Work instructions: Wherever the word "субсидии" turns up in a line of the entries, copy that line.

(Stored records)

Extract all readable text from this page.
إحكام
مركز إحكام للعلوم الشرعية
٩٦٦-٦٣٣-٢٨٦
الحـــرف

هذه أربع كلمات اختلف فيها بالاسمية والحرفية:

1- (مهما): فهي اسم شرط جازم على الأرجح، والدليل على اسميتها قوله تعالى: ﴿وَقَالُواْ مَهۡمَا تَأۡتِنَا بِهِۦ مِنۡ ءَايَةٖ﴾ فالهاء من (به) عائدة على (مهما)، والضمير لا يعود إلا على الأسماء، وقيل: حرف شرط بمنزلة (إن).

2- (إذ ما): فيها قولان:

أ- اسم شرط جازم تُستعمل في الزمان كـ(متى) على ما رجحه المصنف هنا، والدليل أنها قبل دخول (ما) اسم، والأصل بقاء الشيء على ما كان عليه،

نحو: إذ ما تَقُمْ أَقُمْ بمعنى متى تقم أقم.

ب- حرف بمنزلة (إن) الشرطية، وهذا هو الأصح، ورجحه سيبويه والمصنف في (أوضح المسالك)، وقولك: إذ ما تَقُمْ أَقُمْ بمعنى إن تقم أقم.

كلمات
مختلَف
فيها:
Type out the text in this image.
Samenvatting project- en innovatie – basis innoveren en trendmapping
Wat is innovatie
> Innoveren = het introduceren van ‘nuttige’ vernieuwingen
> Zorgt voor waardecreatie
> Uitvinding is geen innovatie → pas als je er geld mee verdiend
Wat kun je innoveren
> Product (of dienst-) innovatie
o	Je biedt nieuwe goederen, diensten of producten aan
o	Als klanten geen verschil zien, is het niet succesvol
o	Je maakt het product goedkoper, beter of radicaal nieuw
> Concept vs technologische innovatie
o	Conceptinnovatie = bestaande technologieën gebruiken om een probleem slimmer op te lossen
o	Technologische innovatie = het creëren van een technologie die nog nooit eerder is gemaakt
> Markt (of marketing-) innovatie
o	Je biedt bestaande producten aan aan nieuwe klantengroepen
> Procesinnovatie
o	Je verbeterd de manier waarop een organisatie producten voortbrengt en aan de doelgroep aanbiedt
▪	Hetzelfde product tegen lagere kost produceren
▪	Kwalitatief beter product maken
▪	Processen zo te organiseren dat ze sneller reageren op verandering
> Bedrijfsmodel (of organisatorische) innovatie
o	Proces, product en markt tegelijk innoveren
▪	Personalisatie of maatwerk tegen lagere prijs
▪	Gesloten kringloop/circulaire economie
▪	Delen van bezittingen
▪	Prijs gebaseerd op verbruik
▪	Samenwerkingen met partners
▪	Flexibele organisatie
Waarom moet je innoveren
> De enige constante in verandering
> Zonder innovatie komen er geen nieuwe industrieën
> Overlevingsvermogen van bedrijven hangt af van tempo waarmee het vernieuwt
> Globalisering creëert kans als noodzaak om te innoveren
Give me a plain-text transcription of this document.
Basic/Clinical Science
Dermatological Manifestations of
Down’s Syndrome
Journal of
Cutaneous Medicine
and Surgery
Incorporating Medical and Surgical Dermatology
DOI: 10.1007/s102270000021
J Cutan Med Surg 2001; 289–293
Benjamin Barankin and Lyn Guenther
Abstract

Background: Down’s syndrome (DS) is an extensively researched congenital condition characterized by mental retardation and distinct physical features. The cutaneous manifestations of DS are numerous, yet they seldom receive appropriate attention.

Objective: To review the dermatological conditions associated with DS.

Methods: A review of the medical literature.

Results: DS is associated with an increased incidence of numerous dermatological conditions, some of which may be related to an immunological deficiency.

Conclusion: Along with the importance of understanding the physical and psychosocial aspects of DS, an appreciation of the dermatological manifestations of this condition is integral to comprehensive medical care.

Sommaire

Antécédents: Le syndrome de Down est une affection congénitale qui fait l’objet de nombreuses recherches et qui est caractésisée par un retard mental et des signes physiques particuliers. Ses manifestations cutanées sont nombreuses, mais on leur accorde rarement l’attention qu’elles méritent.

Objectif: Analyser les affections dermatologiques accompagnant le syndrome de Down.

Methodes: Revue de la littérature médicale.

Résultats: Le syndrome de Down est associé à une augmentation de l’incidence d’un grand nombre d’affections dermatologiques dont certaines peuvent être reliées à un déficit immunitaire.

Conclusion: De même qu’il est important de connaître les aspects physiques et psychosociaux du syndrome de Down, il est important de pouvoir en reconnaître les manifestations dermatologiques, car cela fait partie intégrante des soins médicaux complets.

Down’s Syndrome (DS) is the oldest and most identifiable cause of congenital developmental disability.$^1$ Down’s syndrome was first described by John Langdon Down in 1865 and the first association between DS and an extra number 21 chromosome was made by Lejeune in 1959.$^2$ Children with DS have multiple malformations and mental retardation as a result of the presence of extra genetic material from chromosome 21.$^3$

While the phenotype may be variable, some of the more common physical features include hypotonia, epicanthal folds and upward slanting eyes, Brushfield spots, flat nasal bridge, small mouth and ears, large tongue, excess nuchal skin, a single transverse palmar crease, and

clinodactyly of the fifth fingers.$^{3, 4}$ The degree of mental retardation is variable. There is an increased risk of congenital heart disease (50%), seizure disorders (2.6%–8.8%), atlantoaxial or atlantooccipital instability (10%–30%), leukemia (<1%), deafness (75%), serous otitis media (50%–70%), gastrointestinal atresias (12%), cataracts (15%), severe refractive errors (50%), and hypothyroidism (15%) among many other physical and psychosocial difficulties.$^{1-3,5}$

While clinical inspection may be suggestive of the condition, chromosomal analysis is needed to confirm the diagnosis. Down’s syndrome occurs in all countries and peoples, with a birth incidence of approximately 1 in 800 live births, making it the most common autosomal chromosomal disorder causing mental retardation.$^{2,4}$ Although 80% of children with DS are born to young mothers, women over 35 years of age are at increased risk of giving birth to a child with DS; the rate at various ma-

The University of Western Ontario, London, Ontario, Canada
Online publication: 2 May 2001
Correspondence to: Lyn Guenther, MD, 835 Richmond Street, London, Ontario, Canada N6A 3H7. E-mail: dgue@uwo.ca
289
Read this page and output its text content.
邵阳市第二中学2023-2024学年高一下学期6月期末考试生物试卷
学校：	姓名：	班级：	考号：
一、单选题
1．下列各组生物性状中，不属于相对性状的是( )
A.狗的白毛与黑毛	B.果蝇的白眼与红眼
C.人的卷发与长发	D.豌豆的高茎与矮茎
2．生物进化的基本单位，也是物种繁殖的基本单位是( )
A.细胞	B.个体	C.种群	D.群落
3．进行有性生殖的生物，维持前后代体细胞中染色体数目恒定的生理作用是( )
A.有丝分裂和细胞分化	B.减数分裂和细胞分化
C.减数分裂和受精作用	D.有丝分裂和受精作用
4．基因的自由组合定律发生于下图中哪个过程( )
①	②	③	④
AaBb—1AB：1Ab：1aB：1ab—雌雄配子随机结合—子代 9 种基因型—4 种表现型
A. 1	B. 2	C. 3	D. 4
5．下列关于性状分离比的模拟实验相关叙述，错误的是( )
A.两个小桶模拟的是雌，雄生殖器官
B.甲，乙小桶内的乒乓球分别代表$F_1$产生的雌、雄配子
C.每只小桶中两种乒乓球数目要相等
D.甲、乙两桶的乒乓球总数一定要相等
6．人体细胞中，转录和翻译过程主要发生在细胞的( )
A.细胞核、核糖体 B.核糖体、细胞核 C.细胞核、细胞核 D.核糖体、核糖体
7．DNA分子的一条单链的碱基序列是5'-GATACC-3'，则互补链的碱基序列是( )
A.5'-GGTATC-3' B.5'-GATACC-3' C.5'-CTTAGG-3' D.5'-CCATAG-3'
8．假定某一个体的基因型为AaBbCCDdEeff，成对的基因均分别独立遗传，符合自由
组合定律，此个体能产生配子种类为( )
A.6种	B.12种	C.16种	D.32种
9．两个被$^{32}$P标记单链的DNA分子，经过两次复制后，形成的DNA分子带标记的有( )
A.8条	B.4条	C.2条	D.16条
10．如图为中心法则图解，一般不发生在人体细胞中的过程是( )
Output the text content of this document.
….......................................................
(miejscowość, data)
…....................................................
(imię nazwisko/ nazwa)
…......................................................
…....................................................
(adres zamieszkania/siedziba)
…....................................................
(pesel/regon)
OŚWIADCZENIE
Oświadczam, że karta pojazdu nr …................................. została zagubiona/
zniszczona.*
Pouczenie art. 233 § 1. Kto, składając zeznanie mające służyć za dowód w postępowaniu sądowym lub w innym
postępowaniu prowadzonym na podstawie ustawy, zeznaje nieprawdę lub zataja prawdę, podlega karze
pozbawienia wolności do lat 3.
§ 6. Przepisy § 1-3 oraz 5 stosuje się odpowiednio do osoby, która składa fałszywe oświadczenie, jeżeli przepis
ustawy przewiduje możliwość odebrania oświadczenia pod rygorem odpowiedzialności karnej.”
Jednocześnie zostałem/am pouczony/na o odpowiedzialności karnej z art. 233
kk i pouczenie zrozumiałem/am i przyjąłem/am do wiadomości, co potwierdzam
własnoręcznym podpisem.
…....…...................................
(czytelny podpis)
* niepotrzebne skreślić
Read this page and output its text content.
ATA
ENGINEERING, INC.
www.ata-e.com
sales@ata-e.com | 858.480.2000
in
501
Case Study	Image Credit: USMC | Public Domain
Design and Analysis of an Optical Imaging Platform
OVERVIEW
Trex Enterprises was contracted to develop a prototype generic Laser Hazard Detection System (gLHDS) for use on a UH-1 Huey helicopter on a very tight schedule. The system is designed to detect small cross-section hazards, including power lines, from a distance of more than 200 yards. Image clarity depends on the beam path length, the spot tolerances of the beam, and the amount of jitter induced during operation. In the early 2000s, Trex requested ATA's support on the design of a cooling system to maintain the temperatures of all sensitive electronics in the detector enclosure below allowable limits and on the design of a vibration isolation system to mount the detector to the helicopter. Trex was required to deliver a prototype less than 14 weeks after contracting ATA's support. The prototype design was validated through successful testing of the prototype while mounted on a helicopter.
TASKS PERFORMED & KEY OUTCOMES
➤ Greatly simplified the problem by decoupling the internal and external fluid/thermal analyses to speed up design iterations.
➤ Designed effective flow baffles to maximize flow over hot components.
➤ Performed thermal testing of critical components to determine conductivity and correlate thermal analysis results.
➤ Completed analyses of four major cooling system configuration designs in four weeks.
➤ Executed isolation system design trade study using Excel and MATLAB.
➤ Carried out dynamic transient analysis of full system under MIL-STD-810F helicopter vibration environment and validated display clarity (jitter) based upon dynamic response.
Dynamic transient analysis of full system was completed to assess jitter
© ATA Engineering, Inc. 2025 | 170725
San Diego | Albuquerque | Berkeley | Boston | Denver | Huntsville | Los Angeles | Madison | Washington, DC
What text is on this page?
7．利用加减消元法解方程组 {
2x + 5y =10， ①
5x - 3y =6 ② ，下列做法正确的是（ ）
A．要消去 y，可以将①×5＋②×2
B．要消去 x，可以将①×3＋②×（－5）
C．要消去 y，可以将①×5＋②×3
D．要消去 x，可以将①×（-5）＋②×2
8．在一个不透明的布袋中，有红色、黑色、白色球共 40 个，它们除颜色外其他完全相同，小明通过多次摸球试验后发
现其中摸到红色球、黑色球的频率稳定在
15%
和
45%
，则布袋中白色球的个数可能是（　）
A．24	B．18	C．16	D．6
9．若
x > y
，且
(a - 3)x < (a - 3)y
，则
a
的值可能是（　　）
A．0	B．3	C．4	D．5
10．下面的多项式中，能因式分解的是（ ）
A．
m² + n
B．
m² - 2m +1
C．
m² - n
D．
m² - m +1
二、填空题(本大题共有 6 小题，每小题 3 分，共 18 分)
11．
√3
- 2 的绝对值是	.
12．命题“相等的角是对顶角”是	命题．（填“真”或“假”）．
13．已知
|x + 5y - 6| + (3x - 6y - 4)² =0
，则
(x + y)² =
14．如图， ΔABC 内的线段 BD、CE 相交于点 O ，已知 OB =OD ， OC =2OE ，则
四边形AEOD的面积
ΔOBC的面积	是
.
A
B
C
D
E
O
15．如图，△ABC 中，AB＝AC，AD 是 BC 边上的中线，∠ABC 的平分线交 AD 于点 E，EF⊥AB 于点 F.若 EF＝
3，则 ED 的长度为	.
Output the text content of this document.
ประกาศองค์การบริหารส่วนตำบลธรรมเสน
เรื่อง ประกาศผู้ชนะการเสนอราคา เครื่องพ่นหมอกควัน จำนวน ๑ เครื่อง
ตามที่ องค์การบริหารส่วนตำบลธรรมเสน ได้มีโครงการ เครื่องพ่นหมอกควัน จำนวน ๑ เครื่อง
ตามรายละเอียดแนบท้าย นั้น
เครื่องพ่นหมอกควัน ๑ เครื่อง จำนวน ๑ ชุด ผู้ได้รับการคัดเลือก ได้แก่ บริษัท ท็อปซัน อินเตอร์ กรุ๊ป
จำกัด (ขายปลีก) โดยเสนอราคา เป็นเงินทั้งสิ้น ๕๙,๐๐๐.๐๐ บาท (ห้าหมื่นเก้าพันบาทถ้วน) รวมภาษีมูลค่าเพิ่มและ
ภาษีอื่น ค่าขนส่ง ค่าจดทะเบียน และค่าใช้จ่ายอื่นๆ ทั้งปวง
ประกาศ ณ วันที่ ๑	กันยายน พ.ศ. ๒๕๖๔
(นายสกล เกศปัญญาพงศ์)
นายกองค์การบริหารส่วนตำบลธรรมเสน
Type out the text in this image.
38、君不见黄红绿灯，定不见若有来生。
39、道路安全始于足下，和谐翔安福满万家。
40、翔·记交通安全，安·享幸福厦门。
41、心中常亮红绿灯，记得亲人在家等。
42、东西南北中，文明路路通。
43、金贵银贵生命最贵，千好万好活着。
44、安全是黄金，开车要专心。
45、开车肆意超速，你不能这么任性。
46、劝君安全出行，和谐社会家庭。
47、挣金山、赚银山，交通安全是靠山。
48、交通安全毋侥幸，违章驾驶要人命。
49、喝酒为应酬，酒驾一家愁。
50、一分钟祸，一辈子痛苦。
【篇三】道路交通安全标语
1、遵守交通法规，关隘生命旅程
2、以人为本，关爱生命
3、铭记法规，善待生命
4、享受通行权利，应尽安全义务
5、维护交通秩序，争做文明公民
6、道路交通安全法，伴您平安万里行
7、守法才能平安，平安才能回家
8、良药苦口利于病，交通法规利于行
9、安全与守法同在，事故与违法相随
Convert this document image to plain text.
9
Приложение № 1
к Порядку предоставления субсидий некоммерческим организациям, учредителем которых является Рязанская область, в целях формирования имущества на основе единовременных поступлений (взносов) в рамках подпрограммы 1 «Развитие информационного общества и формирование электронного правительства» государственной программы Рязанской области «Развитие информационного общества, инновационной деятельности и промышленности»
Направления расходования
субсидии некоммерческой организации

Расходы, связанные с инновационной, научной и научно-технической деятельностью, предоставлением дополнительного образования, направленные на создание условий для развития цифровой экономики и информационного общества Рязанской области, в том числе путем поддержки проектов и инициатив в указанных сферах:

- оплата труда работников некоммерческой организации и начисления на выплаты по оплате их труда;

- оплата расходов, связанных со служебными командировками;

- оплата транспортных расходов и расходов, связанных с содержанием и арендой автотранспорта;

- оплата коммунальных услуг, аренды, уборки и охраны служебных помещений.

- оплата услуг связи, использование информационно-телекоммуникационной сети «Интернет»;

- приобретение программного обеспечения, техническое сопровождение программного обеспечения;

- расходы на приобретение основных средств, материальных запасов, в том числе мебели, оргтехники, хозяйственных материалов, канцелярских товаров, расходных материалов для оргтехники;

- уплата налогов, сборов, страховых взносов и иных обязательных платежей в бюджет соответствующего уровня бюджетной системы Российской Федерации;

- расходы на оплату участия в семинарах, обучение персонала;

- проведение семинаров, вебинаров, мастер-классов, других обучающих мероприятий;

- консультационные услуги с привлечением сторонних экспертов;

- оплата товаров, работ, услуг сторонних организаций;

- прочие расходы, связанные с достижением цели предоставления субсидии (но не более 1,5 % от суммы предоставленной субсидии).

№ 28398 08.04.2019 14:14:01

Problem solution:
субсидии некоммерческой организации
- прочие расходы, связанные с достижением цели предоставления субсидии (но не более 1,5 % от суммы предоставленной субсидии).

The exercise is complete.